• [STATED TASK]: Copy out each line of the material below that holds the string "this".

[Source records]
:::::
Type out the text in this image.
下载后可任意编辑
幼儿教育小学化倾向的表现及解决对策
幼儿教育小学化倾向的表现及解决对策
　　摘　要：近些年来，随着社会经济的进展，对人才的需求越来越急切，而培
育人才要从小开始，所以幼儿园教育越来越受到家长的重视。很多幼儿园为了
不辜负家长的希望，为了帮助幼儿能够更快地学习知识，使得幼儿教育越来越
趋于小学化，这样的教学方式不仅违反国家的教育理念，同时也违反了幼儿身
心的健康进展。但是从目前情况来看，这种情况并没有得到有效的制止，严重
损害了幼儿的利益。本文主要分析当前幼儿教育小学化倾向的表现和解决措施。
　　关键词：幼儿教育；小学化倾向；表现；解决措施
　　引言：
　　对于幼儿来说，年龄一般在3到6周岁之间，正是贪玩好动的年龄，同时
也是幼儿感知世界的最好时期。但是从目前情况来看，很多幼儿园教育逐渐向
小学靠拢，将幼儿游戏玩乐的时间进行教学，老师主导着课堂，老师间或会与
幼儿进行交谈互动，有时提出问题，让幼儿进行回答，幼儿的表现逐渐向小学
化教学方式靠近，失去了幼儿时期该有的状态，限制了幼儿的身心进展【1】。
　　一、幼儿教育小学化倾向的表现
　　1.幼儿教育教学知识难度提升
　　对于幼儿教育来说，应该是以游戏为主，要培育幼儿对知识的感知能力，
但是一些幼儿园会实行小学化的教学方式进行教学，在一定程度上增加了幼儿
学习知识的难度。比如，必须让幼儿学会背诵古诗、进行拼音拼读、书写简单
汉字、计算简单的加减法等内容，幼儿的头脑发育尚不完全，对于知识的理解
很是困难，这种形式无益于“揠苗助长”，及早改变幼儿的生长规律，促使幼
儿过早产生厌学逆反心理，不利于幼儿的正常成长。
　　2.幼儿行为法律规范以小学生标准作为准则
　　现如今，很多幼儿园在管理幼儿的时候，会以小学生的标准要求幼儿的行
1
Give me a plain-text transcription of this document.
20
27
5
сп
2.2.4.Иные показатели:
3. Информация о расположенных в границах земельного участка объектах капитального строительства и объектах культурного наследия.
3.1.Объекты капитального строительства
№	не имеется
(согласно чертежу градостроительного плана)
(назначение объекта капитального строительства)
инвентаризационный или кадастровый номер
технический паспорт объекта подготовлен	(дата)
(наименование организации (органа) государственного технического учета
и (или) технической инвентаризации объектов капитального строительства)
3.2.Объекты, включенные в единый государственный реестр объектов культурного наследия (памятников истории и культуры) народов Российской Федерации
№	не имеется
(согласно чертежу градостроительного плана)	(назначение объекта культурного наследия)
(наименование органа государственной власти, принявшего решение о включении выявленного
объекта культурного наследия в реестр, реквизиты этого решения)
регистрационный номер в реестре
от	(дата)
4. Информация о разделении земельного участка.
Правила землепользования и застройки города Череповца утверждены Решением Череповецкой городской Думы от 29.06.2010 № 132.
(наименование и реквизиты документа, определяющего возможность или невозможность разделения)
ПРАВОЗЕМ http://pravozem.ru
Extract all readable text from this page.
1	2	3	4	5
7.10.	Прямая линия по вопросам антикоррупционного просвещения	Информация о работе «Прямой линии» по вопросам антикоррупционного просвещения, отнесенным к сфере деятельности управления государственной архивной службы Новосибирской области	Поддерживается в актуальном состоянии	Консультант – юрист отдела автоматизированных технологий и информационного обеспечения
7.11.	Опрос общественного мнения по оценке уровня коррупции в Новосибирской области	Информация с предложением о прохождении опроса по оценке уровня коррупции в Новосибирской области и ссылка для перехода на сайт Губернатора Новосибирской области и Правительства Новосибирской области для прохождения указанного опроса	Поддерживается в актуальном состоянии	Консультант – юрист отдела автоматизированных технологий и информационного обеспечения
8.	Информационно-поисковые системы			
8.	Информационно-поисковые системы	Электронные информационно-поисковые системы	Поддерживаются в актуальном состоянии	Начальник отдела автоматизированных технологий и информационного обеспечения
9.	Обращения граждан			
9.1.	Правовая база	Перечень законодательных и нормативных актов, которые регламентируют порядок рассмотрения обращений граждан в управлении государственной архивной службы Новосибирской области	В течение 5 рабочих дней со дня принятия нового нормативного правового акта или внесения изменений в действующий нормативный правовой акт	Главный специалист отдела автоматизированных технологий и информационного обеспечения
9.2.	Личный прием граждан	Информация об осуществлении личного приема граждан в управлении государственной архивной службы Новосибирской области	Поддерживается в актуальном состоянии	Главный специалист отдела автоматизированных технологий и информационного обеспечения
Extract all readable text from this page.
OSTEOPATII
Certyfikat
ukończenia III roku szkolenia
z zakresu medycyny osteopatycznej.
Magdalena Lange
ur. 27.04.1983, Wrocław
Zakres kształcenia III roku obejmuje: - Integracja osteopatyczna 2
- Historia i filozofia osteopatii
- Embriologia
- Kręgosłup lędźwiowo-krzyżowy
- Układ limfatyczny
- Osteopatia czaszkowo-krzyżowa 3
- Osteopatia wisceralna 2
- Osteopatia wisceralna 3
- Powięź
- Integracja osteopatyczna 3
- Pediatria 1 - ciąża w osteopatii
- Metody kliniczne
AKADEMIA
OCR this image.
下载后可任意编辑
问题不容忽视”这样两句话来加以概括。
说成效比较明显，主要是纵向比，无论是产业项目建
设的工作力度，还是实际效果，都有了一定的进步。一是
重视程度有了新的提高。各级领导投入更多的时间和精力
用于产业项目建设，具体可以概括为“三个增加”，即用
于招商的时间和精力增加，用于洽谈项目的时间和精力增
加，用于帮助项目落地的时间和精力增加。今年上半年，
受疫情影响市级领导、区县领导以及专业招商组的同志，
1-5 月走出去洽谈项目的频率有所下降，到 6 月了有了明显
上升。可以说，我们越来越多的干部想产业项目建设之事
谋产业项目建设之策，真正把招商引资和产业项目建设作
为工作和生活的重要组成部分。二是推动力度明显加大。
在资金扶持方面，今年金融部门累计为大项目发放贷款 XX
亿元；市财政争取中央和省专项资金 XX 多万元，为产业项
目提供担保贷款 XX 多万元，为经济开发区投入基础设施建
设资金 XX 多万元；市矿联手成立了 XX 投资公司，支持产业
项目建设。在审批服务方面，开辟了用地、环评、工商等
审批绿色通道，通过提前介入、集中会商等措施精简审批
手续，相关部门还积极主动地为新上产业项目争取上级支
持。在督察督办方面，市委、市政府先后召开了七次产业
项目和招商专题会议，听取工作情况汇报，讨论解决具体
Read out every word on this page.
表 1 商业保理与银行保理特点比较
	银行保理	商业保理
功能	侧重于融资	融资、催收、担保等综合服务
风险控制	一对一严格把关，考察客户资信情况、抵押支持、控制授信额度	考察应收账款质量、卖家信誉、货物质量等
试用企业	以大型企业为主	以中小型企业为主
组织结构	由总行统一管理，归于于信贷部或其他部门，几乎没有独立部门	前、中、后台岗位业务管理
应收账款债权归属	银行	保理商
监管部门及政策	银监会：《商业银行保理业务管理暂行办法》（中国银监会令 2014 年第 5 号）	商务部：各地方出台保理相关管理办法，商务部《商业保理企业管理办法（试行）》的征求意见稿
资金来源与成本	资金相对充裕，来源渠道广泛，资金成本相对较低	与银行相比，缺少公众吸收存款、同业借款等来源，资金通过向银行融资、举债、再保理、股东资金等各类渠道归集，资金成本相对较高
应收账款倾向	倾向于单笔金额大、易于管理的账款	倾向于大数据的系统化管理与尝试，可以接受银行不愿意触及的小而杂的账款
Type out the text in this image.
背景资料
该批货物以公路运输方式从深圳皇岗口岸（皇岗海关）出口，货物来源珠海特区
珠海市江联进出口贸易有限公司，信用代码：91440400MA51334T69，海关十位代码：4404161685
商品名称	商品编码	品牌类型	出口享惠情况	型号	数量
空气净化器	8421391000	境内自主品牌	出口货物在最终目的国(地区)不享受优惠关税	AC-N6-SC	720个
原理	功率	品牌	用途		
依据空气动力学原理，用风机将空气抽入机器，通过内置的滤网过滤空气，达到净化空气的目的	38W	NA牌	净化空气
:::::
• [FULL SOLUTION]:
Type out the text in this image.
Give me a plain-text transcription of this document.
Extract all readable text from this page.
Extract all readable text from this page.
OCR this image.
Read out every word on this page.
Type out the text in this image.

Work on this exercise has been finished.